◆ Problem description:
Every line of the listing must be reproduced as it stands. Leave the images behind.

◆ Data lines:
════════

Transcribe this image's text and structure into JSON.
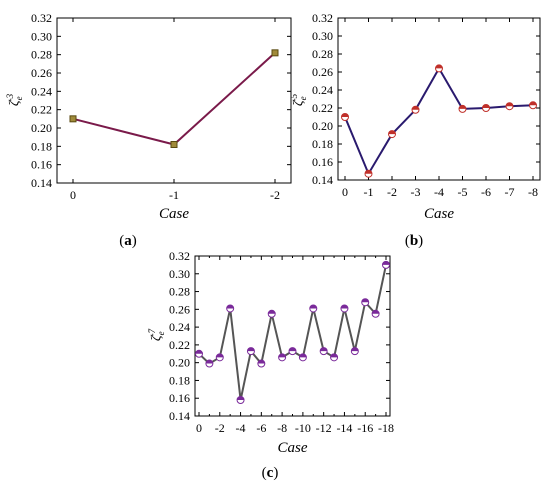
{
  "chart_data": [
    {
      "panel": "(a)",
      "panel_letter": "a",
      "type": "line",
      "xlabel": "Case",
      "ylabel_base": "ζ",
      "ylabel_sub": "e",
      "ylabel_sup": "-3",
      "categories": [
        "0",
        "-1",
        "-2"
      ],
      "values": [
        0.21,
        0.182,
        0.282
      ],
      "ylim": [
        0.14,
        0.32
      ],
      "yticks": [
        "0.14",
        "0.16",
        "0.18",
        "0.20",
        "0.22",
        "0.24",
        "0.26",
        "0.28",
        "0.30",
        "0.32"
      ],
      "line_color": "#7a1a4a",
      "marker": "square",
      "marker_color": "#a08a3a",
      "grid": false
    },
    {
      "panel": "(b)",
      "panel_letter": "b",
      "type": "line",
      "xlabel": "Case",
      "ylabel_base": "ζ",
      "ylabel_sub": "e",
      "ylabel_sup": "-5",
      "categories": [
        "0",
        "-1",
        "-2",
        "-3",
        "-4",
        "-5",
        "-6",
        "-7",
        "-8"
      ],
      "values": [
        0.21,
        0.147,
        0.191,
        0.218,
        0.264,
        0.219,
        0.22,
        0.222,
        0.223
      ],
      "ylim": [
        0.14,
        0.32
      ],
      "yticks": [
        "0.14",
        "0.16",
        "0.18",
        "0.20",
        "0.22",
        "0.24",
        "0.26",
        "0.28",
        "0.30",
        "0.32"
      ],
      "line_color": "#2a1a6e",
      "marker": "circle-half",
      "marker_color": "#c0302a",
      "grid": false
    },
    {
      "panel": "(c)",
      "panel_letter": "c",
      "type": "line",
      "xlabel": "Case",
      "ylabel_base": "ζ",
      "ylabel_sub": "e",
      "ylabel_sup": "-7",
      "categories": [
        "0",
        "-1",
        "-2",
        "-3",
        "-4",
        "-5",
        "-6",
        "-7",
        "-8",
        "-9",
        "-10",
        "-11",
        "-12",
        "-13",
        "-14",
        "-15",
        "-16",
        "-17",
        "-18"
      ],
      "xtick_labels": [
        "0",
        "-2",
        "-4",
        "-6",
        "-8",
        "-10",
        "-12",
        "-14",
        "-16",
        "-18"
      ],
      "values": [
        0.21,
        0.199,
        0.206,
        0.261,
        0.158,
        0.213,
        0.199,
        0.255,
        0.206,
        0.213,
        0.206,
        0.261,
        0.213,
        0.206,
        0.261,
        0.213,
        0.268,
        0.255,
        0.31
      ],
      "ylim": [
        0.14,
        0.32
      ],
      "yticks": [
        "0.14",
        "0.16",
        "0.18",
        "0.20",
        "0.22",
        "0.24",
        "0.26",
        "0.28",
        "0.30",
        "0.32"
      ],
      "line_color": "#555555",
      "marker": "circle-half",
      "marker_color": "#7a2a9a",
      "grid": false
    }
  ]
}
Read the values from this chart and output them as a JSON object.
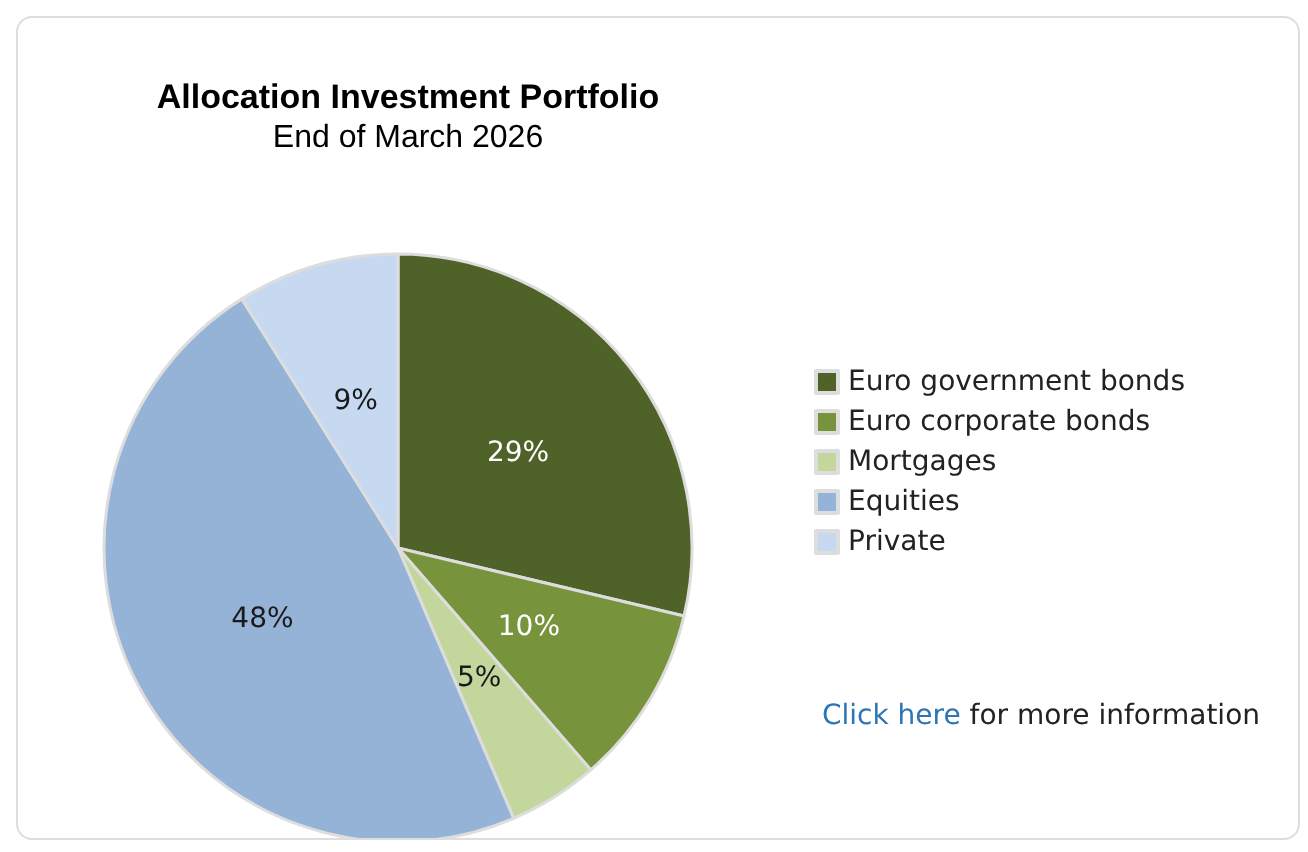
{
  "chart_data": {
    "type": "pie",
    "title": "Allocation Investment Portfolio",
    "subtitle": "End of March 2026",
    "categories": [
      "Euro government bonds",
      "Euro corporate bonds",
      "Mortgages",
      "Equities",
      "Private"
    ],
    "values": [
      29,
      10,
      5,
      48,
      9
    ],
    "colors": [
      "#4f6228",
      "#77933c",
      "#c3d69b",
      "#95b3d7",
      "#c6d9f1"
    ],
    "value_labels": [
      "29%",
      "10%",
      "5%",
      "48%",
      "9%"
    ],
    "legend": "right",
    "annotations": [
      "Click here for more information"
    ]
  }
}
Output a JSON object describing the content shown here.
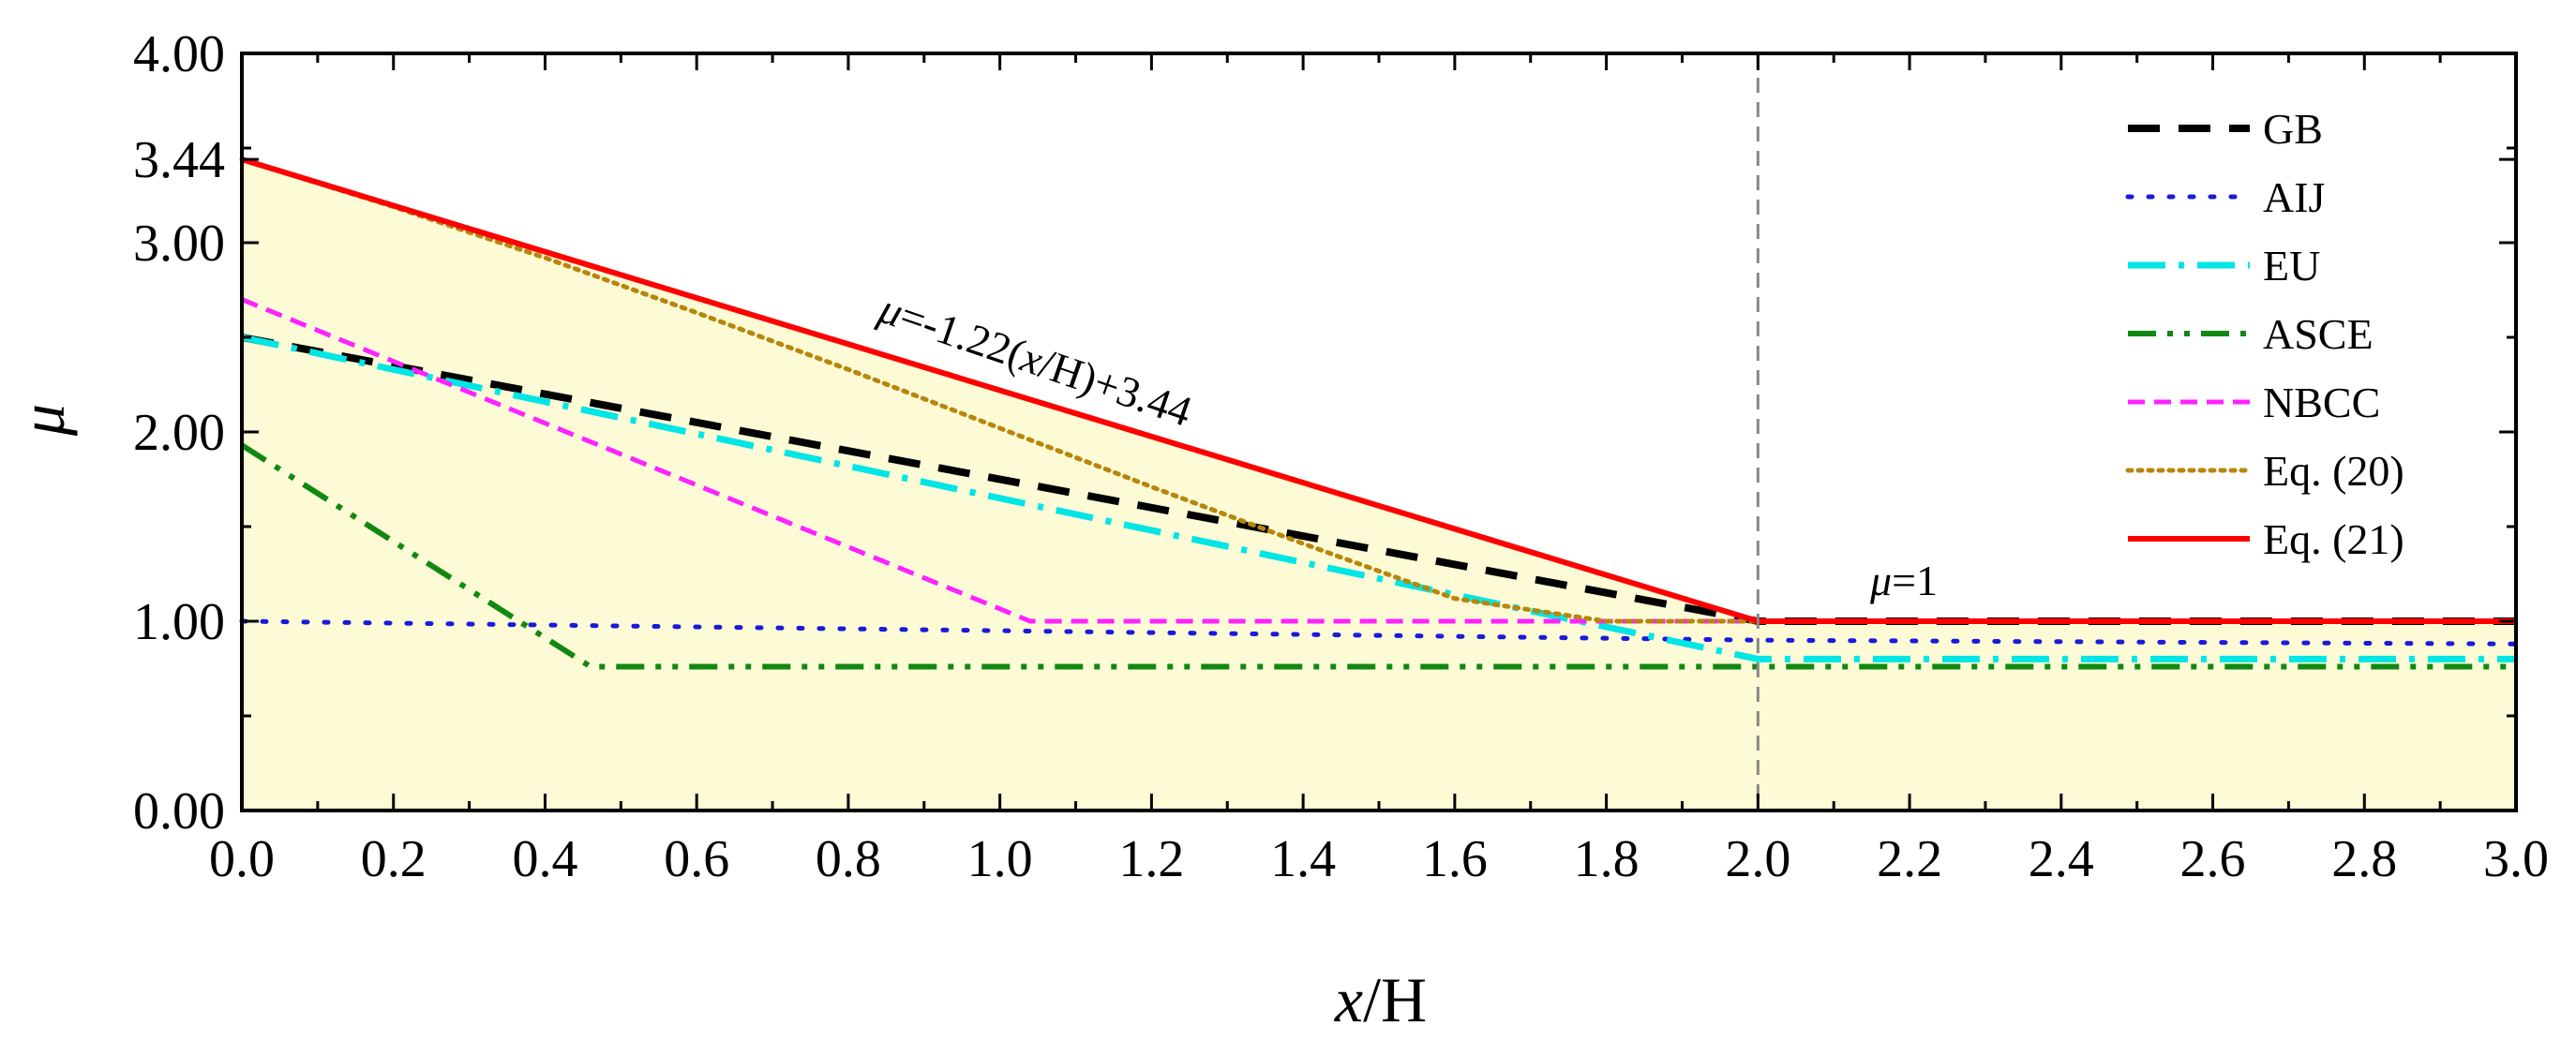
{
  "chart_data": {
    "type": "line",
    "title": "",
    "xlabel": {
      "italic": "x",
      "rest": "/H"
    },
    "ylabel": "μ",
    "xlim": [
      0,
      3
    ],
    "ylim": [
      0,
      4
    ],
    "x_ticks": [
      "0.0",
      "0.2",
      "0.4",
      "0.6",
      "0.8",
      "1.0",
      "1.2",
      "1.4",
      "1.6",
      "1.8",
      "2.0",
      "2.2",
      "2.4",
      "2.6",
      "2.8",
      "3.0"
    ],
    "y_ticks": [
      {
        "value": 0.0,
        "label": "0.00"
      },
      {
        "value": 1.0,
        "label": "1.00"
      },
      {
        "value": 2.0,
        "label": "2.00"
      },
      {
        "value": 3.0,
        "label": "3.00"
      },
      {
        "value": 3.44,
        "label": "3.44"
      },
      {
        "value": 4.0,
        "label": "4.00"
      }
    ],
    "shaded_region": {
      "fill": "#fcfbd6",
      "under_series": "Eq. (21)"
    },
    "reference_line": {
      "x": 2.0,
      "color": "#888888",
      "style": "dashed"
    },
    "series": [
      {
        "name": "GB",
        "color": "#000000",
        "style": "dash",
        "x": [
          0,
          2.0,
          2.0,
          3.0
        ],
        "y": [
          2.5,
          1.0,
          1.0,
          1.0
        ]
      },
      {
        "name": "AIJ",
        "color": "#1a1adb",
        "style": "dot",
        "x": [
          0,
          2.0,
          3.0
        ],
        "y": [
          1.0,
          0.9,
          0.88
        ]
      },
      {
        "name": "EU",
        "color": "#00e5e5",
        "style": "dashdot",
        "x": [
          0,
          2.0,
          3.0
        ],
        "y": [
          2.5,
          0.8,
          0.8
        ]
      },
      {
        "name": "ASCE",
        "color": "#118811",
        "style": "dashdotdot",
        "x": [
          0,
          0.46,
          3.0
        ],
        "y": [
          1.93,
          0.76,
          0.76
        ]
      },
      {
        "name": "NBCC",
        "color": "#ff22ff",
        "style": "shortdash",
        "x": [
          0,
          1.04,
          3.0
        ],
        "y": [
          2.7,
          1.0,
          1.0
        ]
      },
      {
        "name": "Eq. (20)",
        "color": "#b8860b",
        "style": "densedot",
        "x": [
          0,
          0.2,
          0.4,
          0.6,
          0.8,
          1.0,
          1.2,
          1.4,
          1.6,
          1.8,
          2.0
        ],
        "y": [
          3.44,
          3.19,
          2.92,
          2.63,
          2.33,
          2.02,
          1.71,
          1.41,
          1.12,
          1.0,
          1.0
        ]
      },
      {
        "name": "Eq. (21)",
        "color": "#ff0000",
        "style": "solid",
        "x": [
          0,
          2.0,
          3.0
        ],
        "y": [
          3.44,
          1.0,
          1.0
        ]
      }
    ],
    "annotations": [
      {
        "text_italic": "μ",
        "text_rest": "=-1.22(x/H)+3.44",
        "part1": "=-1.22(",
        "part_x": "x",
        "part2": "/H)+3.44"
      },
      {
        "text_italic": "μ",
        "text_rest": "=1"
      }
    ],
    "legend_position": "top-right"
  }
}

════════

◆ Right answer:
Transcribe this image's text and structure into JSON.
{
  "chart_data": [
    {
      "panel": "(a)",
      "panel_letter": "a",
      "type": "line",
      "xlabel": "Case",
      "ylabel_base": "ζ",
      "ylabel_sub": "e",
      "ylabel_sup": "-3",
      "categories": [
        "0",
        "-1",
        "-2"
      ],
      "values": [
        0.21,
        0.182,
        0.282
      ],
      "ylim": [
        0.14,
        0.32
      ],
      "yticks": [
        "0.14",
        "0.16",
        "0.18",
        "0.20",
        "0.22",
        "0.24",
        "0.26",
        "0.28",
        "0.30",
        "0.32"
      ],
      "line_color": "#7a1a4a",
      "marker": "square",
      "marker_color": "#a08a3a",
      "grid": false
    },
    {
      "panel": "(b)",
      "panel_letter": "b",
      "type": "line",
      "xlabel": "Case",
      "ylabel_base": "ζ",
      "ylabel_sub": "e",
      "ylabel_sup": "-5",
      "categories": [
        "0",
        "-1",
        "-2",
        "-3",
        "-4",
        "-5",
        "-6",
        "-7",
        "-8"
      ],
      "values": [
        0.21,
        0.147,
        0.191,
        0.218,
        0.264,
        0.219,
        0.22,
        0.222,
        0.223
      ],
      "ylim": [
        0.14,
        0.32
      ],
      "yticks": [
        "0.14",
        "0.16",
        "0.18",
        "0.20",
        "0.22",
        "0.24",
        "0.26",
        "0.28",
        "0.30",
        "0.32"
      ],
      "line_color": "#2a1a6e",
      "marker": "circle-half",
      "marker_color": "#c0302a",
      "grid": false
    },
    {
      "panel": "(c)",
      "panel_letter": "c",
      "type": "line",
      "xlabel": "Case",
      "ylabel_base": "ζ",
      "ylabel_sub": "e",
      "ylabel_sup": "-7",
      "categories": [
        "0",
        "-1",
        "-2",
        "-3",
        "-4",
        "-5",
        "-6",
        "-7",
        "-8",
        "-9",
        "-10",
        "-11",
        "-12",
        "-13",
        "-14",
        "-15",
        "-16",
        "-17",
        "-18"
      ],
      "xtick_labels": [
        "0",
        "-2",
        "-4",
        "-6",
        "-8",
        "-10",
        "-12",
        "-14",
        "-16",
        "-18"
      ],
      "values": [
        0.21,
        0.199,
        0.206,
        0.261,
        0.158,
        0.213,
        0.199,
        0.255,
        0.206,
        0.213,
        0.206,
        0.261,
        0.213,
        0.206,
        0.261,
        0.213,
        0.268,
        0.255,
        0.31
      ],
      "ylim": [
        0.14,
        0.32
      ],
      "yticks": [
        "0.14",
        "0.16",
        "0.18",
        "0.20",
        "0.22",
        "0.24",
        "0.26",
        "0.28",
        "0.30",
        "0.32"
      ],
      "line_color": "#555555",
      "marker": "circle-half",
      "marker_color": "#7a2a9a",
      "grid": false
    }
  ]
}
Read the values from this chart and output them as a JSON object.
{
  "chart_data": {
    "type": "pie",
    "title": "Allocation Investment Portfolio",
    "subtitle": "End of March 2026",
    "categories": [
      "Euro government bonds",
      "Euro corporate bonds",
      "Mortgages",
      "Equities",
      "Private"
    ],
    "values": [
      29,
      10,
      5,
      48,
      9
    ],
    "colors": [
      "#4f6228",
      "#77933c",
      "#c3d69b",
      "#95b3d7",
      "#c6d9f1"
    ],
    "value_labels": [
      "29%",
      "10%",
      "5%",
      "48%",
      "9%"
    ],
    "legend": "right",
    "annotations": [
      "Click here for more information"
    ]
  }
}
Output a JSON object describing the content shown here.
{
  "chart_data": {
    "type": "line",
    "title": "",
    "xlabel": {
      "italic": "x",
      "rest": "/H"
    },
    "ylabel": "μ",
    "xlim": [
      0,
      3
    ],
    "ylim": [
      0,
      4
    ],
    "x_ticks": [
      "0.0",
      "0.2",
      "0.4",
      "0.6",
      "0.8",
      "1.0",
      "1.2",
      "1.4",
      "1.6",
      "1.8",
      "2.0",
      "2.2",
      "2.4",
      "2.6",
      "2.8",
      "3.0"
    ],
    "y_ticks": [
      {
        "value": 0.0,
        "label": "0.00"
      },
      {
        "value": 1.0,
        "label": "1.00"
      },
      {
        "value": 2.0,
        "label": "2.00"
      },
      {
        "value": 3.0,
        "label": "3.00"
      },
      {
        "value": 3.44,
        "label": "3.44"
      },
      {
        "value": 4.0,
        "label": "4.00"
      }
    ],
    "shaded_region": {
      "fill": "#fcfbd6",
      "under_series": "Eq. (21)"
    },
    "reference_line": {
      "x": 2.0,
      "color": "#888888",
      "style": "dashed"
    },
    "series": [
      {
        "name": "GB",
        "color": "#000000",
        "style": "dash",
        "x": [
          0,
          2.0,
          2.0,
          3.0
        ],
        "y": [
          2.5,
          1.0,
          1.0,
          1.0
        ]
      },
      {
        "name": "AIJ",
        "color": "#1a1adb",
        "style": "dot",
        "x": [
          0,
          2.0,
          3.0
        ],
        "y": [
          1.0,
          0.9,
          0.88
        ]
      },
      {
        "name": "EU",
        "color": "#00e5e5",
        "style": "dashdot",
        "x": [
          0,
          2.0,
          3.0
        ],
        "y": [
          2.5,
          0.8,
          0.8
        ]
      },
      {
        "name": "ASCE",
        "color": "#118811",
        "style": "dashdotdot",
        "x": [
          0,
          0.46,
          3.0
        ],
        "y": [
          1.93,
          0.76,
          0.76
        ]
      },
      {
        "name": "NBCC",
        "color": "#ff22ff",
        "style": "shortdash",
        "x": [
          0,
          1.04,
          3.0
        ],
        "y": [
          2.7,
          1.0,
          1.0
        ]
      },
      {
        "name": "Eq. (20)",
        "color": "#b8860b",
        "style": "densedot",
        "x": [
          0,
          0.2,
          0.4,
          0.6,
          0.8,
          1.0,
          1.2,
          1.4,
          1.6,
          1.8,
          2.0
        ],
        "y": [
          3.44,
          3.19,
          2.92,
          2.63,
          2.33,
          2.02,
          1.71,
          1.41,
          1.12,
          1.0,
          1.0
        ]
      },
      {
        "name": "Eq. (21)",
        "color": "#ff0000",
        "style": "solid",
        "x": [
          0,
          2.0,
          3.0
        ],
        "y": [
          3.44,
          1.0,
          1.0
        ]
      }
    ],
    "annotations": [
      {
        "text_italic": "μ",
        "text_rest": "=-1.22(x/H)+3.44",
        "part1": "=-1.22(",
        "part_x": "x",
        "part2": "/H)+3.44"
      },
      {
        "text_italic": "μ",
        "text_rest": "=1"
      }
    ],
    "legend_position": "top-right"
  }
}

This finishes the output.